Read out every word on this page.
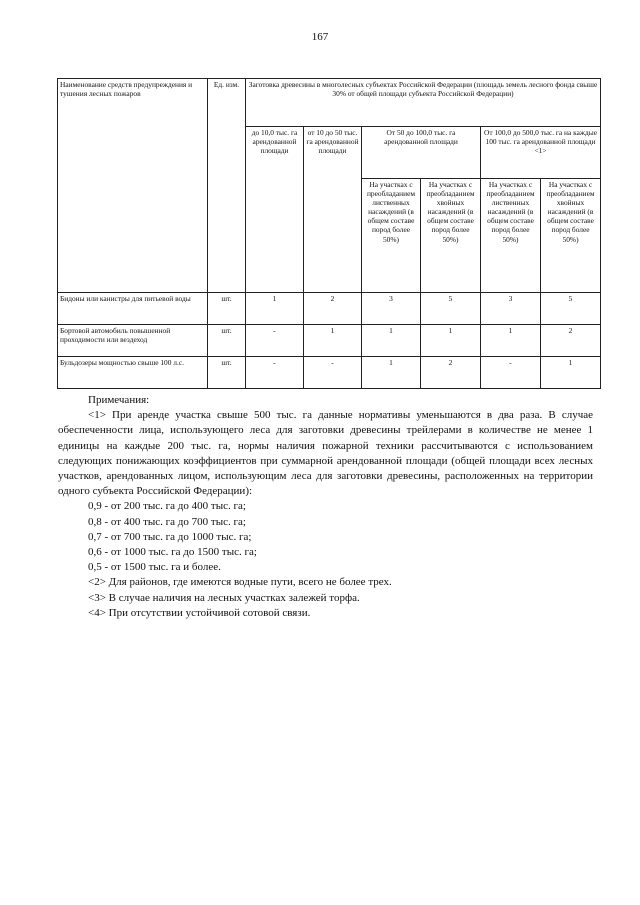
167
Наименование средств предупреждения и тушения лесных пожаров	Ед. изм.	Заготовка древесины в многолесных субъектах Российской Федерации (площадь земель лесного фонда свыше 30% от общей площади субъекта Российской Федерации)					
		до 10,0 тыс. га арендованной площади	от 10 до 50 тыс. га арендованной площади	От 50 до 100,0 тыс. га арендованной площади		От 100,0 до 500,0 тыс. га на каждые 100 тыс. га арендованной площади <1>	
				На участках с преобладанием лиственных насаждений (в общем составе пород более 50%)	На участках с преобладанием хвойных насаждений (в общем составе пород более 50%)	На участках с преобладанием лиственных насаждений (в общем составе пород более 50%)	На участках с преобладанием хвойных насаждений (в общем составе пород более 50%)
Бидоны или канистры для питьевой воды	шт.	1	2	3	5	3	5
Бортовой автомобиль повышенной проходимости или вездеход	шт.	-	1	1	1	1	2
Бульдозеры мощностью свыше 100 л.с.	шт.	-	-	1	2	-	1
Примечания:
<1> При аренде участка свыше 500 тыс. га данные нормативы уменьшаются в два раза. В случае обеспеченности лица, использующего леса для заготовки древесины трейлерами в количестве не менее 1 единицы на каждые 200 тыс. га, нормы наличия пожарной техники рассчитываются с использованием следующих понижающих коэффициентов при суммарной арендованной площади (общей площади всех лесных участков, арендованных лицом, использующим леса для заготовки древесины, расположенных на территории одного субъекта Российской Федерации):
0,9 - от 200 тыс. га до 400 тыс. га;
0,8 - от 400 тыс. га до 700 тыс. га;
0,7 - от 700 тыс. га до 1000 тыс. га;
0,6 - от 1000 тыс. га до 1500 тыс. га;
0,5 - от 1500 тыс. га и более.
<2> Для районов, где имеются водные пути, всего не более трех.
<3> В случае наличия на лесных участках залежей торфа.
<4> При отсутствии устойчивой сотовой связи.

==

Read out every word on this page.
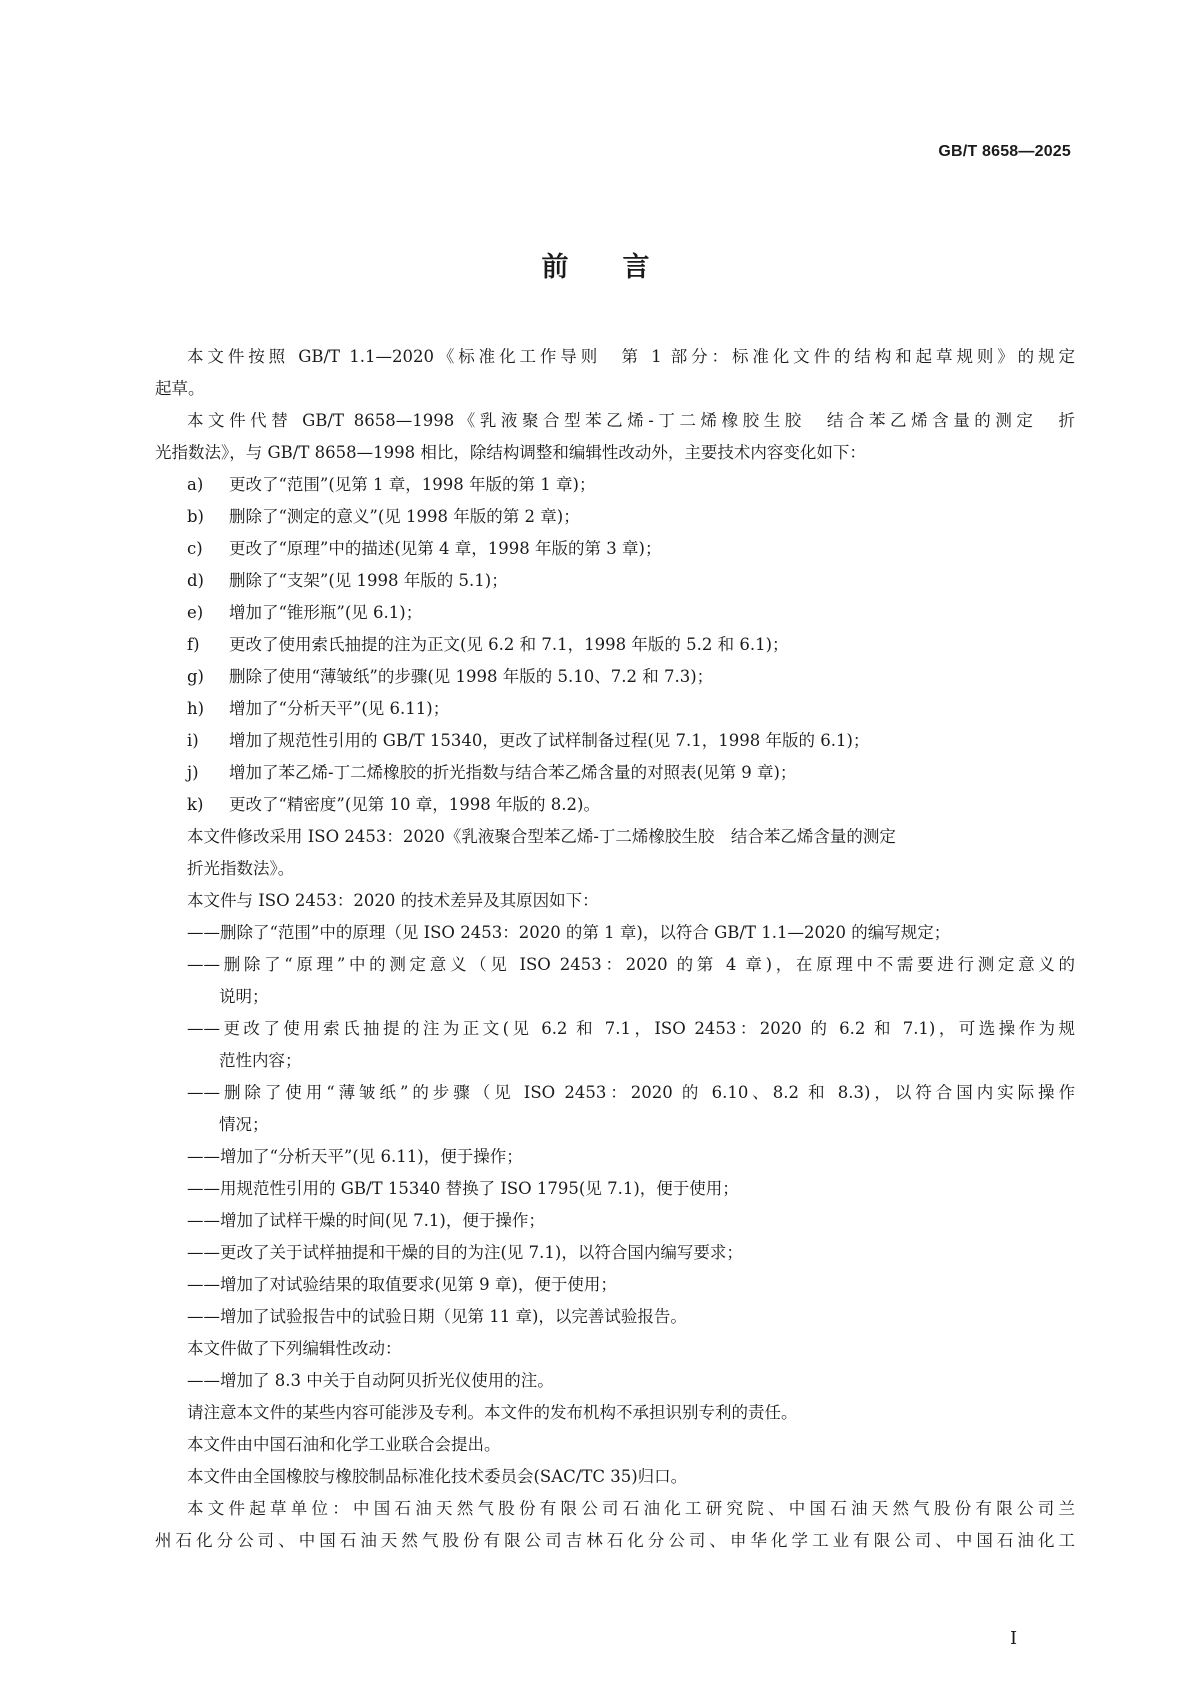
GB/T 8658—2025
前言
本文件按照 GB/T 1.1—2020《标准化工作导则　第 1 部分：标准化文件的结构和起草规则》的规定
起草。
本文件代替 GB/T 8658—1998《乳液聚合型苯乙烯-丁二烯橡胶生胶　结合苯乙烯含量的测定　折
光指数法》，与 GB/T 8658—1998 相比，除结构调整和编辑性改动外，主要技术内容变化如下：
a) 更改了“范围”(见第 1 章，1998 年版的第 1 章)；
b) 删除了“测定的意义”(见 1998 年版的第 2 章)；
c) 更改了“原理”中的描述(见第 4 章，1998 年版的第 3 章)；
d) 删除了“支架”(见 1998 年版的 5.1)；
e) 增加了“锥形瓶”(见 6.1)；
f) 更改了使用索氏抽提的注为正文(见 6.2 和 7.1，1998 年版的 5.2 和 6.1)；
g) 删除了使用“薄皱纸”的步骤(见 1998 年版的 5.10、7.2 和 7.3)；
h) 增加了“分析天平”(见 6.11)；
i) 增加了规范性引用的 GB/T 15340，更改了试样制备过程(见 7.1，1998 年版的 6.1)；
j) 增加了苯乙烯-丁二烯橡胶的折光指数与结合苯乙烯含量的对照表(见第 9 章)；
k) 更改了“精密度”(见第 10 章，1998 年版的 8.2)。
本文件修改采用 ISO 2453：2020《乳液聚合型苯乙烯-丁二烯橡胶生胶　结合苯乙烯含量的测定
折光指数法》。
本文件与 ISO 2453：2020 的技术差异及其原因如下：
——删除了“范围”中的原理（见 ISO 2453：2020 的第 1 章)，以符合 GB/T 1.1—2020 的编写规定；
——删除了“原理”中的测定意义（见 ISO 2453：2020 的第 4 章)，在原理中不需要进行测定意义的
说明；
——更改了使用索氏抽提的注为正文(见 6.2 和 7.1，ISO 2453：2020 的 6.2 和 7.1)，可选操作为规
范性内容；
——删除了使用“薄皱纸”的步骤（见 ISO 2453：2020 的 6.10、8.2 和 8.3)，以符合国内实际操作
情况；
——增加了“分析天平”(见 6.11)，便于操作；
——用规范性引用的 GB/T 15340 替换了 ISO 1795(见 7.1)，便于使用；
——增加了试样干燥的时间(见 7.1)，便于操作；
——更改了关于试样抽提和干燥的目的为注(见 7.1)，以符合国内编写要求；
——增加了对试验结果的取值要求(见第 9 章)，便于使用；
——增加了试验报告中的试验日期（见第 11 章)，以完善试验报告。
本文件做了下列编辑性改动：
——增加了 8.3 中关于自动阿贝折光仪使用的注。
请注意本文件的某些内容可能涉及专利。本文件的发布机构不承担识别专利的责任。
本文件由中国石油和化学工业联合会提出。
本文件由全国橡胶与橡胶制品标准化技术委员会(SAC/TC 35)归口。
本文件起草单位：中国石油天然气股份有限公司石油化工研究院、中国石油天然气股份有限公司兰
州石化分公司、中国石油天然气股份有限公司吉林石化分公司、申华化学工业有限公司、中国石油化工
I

--

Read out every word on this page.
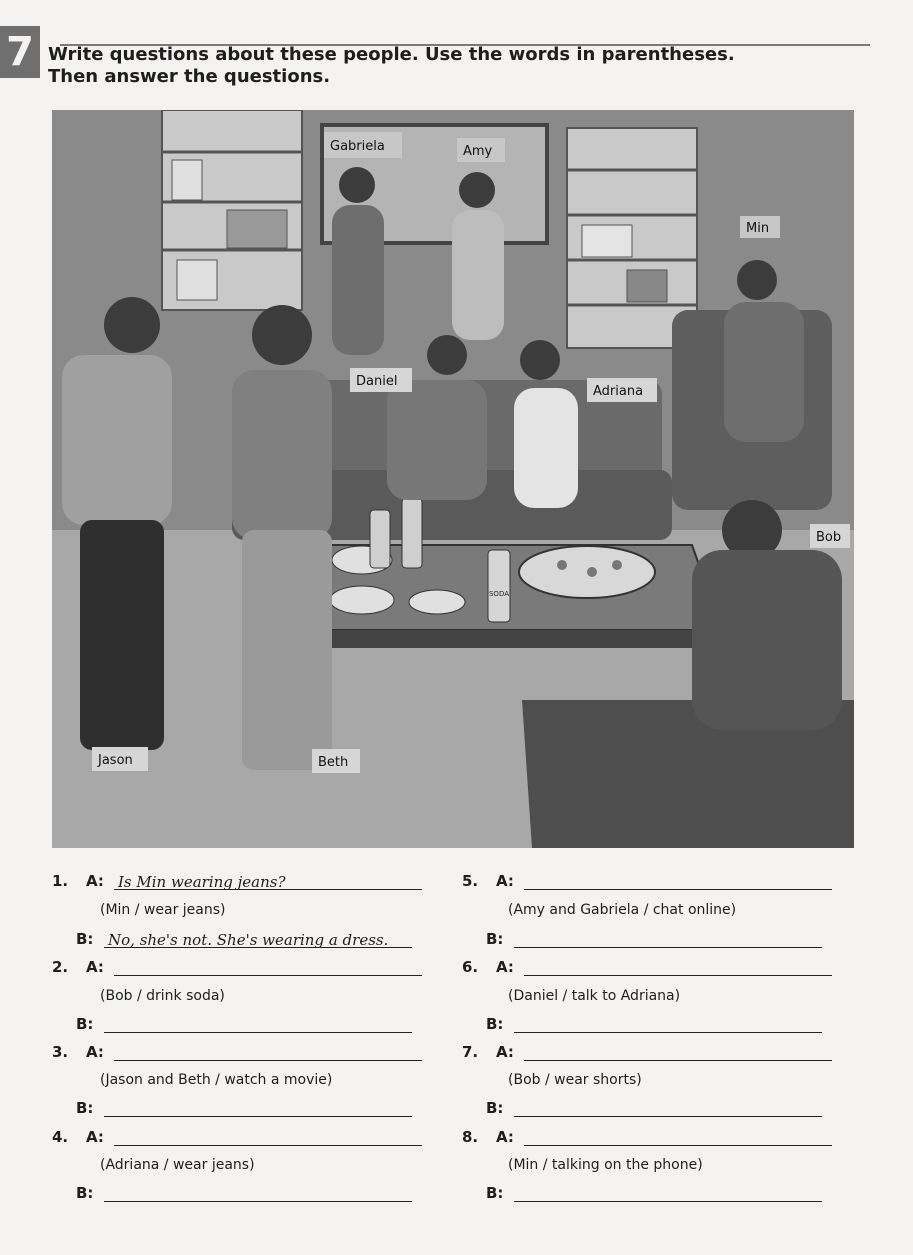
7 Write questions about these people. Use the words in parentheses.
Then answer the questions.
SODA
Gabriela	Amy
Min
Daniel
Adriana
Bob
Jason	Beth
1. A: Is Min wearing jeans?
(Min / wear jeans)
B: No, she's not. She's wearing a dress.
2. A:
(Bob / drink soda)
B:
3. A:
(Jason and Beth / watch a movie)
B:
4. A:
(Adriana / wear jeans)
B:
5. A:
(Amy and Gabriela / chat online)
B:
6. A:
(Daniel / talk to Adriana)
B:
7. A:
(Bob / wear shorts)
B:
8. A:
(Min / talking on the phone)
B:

## WHAT NEEDS TO BE DONE
Note each line of the entries that has "Adriana" in it, and copy those lines.

## ANSWER TO THIS EXERCISE
Adriana
(Adriana / wear jeans)
(Daniel / talk to Adriana)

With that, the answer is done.